--- START OF Listed entries ---
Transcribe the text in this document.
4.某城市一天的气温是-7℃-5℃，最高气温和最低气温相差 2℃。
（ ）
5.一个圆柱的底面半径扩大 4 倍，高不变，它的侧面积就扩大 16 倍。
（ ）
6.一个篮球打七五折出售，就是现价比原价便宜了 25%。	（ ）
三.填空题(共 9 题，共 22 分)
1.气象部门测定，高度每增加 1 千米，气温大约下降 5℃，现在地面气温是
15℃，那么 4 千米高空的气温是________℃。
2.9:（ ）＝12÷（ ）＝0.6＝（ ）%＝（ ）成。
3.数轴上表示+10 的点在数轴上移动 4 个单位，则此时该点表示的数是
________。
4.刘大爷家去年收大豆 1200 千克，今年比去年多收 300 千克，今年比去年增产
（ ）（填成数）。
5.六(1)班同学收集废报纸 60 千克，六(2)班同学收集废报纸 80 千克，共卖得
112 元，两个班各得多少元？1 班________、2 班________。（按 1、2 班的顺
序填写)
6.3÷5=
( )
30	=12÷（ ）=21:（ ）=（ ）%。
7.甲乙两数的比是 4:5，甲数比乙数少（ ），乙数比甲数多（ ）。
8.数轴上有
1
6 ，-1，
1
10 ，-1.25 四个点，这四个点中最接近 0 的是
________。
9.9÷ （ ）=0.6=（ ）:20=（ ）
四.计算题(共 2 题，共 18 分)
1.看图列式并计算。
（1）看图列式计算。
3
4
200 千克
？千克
--- END OF Listed entries ---
» Given exercise
Exactly as shown, repeat every record.

» Full response
Transcribe the text in this document.
4.某城市一天的气温是-7℃-5℃，最高气温和最低气温相差 2℃。
（ ）
5.一个圆柱的底面半径扩大 4 倍，高不变，它的侧面积就扩大 16 倍。
（ ）
6.一个篮球打七五折出售，就是现价比原价便宜了 25%。	（ ）
三.填空题(共 9 题，共 22 分)
1.气象部门测定，高度每增加 1 千米，气温大约下降 5℃，现在地面气温是
15℃，那么 4 千米高空的气温是________℃。
2.9:（ ）＝12÷（ ）＝0.6＝（ ）%＝（ ）成。
3.数轴上表示+10 的点在数轴上移动 4 个单位，则此时该点表示的数是
________。
4.刘大爷家去年收大豆 1200 千克，今年比去年多收 300 千克，今年比去年增产
（ ）（填成数）。
5.六(1)班同学收集废报纸 60 千克，六(2)班同学收集废报纸 80 千克，共卖得
112 元，两个班各得多少元？1 班________、2 班________。（按 1、2 班的顺
序填写)
6.3÷5=
( )
30	=12÷（ ）=21:（ ）=（ ）%。
7.甲乙两数的比是 4:5，甲数比乙数少（ ），乙数比甲数多（ ）。
8.数轴上有
1
6 ，-1，
1
10 ，-1.25 四个点，这四个点中最接近 0 的是
________。
9.9÷ （ ）=0.6=（ ）:20=（ ）
四.计算题(共 2 题，共 18 分)
1.看图列式并计算。
（1）看图列式计算。
3
4
200 千克
？千克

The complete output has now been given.